Extracted material —
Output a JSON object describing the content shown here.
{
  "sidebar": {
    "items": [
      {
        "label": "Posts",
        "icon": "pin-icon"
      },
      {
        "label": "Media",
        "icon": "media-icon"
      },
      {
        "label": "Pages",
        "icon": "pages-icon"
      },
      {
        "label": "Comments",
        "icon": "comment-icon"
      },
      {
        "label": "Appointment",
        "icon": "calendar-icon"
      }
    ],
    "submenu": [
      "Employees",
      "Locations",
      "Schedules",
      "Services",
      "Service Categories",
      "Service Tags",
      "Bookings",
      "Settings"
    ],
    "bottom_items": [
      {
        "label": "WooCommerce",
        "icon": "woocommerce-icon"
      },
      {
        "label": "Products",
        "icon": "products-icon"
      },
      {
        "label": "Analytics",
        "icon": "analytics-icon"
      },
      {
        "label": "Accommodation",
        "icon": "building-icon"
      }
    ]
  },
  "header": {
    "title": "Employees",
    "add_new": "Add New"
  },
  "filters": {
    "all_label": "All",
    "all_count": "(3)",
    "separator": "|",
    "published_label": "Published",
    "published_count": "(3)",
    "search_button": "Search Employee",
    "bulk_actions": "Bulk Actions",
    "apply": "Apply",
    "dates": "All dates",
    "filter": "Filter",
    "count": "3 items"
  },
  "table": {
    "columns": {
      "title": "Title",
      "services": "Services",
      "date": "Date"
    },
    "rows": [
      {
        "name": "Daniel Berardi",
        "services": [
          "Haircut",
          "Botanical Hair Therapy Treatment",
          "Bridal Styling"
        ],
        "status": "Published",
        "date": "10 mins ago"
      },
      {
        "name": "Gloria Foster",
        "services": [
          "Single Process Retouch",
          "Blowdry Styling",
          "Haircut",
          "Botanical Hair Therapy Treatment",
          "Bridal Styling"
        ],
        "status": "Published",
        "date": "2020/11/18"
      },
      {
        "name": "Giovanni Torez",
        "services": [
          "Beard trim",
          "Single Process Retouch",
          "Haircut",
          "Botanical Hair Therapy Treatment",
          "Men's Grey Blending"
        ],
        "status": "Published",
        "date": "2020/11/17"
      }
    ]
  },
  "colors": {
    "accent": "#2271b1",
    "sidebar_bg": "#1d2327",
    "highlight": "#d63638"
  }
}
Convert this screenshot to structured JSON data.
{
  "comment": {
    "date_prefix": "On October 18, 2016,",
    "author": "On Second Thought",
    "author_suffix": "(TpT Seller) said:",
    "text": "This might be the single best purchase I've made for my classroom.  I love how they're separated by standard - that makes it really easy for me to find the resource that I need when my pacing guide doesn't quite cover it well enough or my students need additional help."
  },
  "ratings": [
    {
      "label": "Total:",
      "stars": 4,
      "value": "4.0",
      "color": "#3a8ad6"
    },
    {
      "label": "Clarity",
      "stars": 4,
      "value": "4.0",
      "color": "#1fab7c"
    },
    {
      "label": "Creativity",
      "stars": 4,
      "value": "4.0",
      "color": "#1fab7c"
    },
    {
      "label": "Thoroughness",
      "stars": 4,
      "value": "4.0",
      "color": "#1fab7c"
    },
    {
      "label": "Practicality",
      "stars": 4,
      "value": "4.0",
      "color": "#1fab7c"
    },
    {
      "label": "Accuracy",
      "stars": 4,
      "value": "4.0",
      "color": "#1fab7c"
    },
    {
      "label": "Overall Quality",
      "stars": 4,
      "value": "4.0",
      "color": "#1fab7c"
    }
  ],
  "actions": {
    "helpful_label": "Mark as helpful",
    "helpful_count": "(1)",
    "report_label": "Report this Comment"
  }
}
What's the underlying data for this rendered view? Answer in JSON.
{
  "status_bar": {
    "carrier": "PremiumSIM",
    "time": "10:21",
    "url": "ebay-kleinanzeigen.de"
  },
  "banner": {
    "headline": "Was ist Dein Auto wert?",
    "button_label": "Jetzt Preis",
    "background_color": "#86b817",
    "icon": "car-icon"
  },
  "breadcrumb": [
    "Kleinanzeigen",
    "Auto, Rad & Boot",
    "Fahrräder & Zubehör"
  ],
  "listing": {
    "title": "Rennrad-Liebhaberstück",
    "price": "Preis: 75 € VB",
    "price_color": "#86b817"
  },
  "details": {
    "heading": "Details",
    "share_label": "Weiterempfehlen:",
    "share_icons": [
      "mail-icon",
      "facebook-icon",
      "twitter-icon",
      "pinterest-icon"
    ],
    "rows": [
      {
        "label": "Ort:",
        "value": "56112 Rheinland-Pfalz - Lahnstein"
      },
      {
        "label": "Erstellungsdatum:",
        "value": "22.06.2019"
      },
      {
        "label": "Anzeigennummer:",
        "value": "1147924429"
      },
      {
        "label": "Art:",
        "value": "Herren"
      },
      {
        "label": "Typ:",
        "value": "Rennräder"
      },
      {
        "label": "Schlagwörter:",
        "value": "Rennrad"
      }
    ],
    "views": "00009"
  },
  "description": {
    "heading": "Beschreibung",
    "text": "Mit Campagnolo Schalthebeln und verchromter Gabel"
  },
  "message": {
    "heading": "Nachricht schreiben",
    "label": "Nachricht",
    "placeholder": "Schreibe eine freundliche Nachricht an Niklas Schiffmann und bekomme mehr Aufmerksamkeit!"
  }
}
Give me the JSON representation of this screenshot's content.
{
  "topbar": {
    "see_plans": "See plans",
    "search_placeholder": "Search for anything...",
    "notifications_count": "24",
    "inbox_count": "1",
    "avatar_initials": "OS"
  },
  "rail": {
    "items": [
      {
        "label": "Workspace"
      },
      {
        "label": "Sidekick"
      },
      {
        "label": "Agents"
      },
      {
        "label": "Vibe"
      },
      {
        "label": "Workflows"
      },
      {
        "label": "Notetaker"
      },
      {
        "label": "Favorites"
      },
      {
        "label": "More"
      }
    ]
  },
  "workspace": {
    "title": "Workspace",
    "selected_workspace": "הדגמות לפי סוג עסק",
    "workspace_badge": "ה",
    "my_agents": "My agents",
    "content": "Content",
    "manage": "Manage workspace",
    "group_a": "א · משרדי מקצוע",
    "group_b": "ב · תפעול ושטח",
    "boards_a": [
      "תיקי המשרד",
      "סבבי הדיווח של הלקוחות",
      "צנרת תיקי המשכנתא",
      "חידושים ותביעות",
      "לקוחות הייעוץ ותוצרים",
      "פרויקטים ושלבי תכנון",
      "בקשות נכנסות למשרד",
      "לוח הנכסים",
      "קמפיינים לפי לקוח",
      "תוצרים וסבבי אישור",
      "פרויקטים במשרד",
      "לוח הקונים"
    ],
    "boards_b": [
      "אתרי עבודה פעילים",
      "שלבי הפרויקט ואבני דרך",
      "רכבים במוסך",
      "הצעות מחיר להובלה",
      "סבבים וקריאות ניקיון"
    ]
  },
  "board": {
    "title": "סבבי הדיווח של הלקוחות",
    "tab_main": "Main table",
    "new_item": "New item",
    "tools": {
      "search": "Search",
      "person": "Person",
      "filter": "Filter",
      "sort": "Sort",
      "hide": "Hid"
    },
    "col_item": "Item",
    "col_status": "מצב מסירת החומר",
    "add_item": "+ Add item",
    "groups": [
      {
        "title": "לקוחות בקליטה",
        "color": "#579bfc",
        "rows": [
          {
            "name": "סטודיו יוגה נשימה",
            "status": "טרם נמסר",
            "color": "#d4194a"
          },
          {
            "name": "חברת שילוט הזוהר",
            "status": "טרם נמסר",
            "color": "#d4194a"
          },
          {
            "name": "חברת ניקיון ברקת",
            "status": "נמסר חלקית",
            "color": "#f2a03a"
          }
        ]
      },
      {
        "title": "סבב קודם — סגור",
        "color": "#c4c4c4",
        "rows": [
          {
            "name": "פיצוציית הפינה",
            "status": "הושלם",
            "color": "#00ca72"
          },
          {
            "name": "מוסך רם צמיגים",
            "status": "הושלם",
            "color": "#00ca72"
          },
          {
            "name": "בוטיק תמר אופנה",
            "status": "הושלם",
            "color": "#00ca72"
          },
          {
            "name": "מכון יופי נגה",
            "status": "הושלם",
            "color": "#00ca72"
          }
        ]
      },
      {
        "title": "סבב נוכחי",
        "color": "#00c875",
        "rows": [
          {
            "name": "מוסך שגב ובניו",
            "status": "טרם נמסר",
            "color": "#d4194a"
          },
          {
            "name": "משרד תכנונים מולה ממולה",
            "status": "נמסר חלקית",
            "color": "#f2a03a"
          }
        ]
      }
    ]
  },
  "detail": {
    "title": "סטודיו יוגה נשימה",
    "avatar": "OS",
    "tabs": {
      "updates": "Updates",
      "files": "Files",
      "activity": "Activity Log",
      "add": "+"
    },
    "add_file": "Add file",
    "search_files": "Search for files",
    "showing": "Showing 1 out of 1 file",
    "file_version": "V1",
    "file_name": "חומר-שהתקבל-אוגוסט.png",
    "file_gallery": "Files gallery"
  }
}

What to work on —
Across the material above, count every line holding "הדיווח" and write down only the number.

The response —
2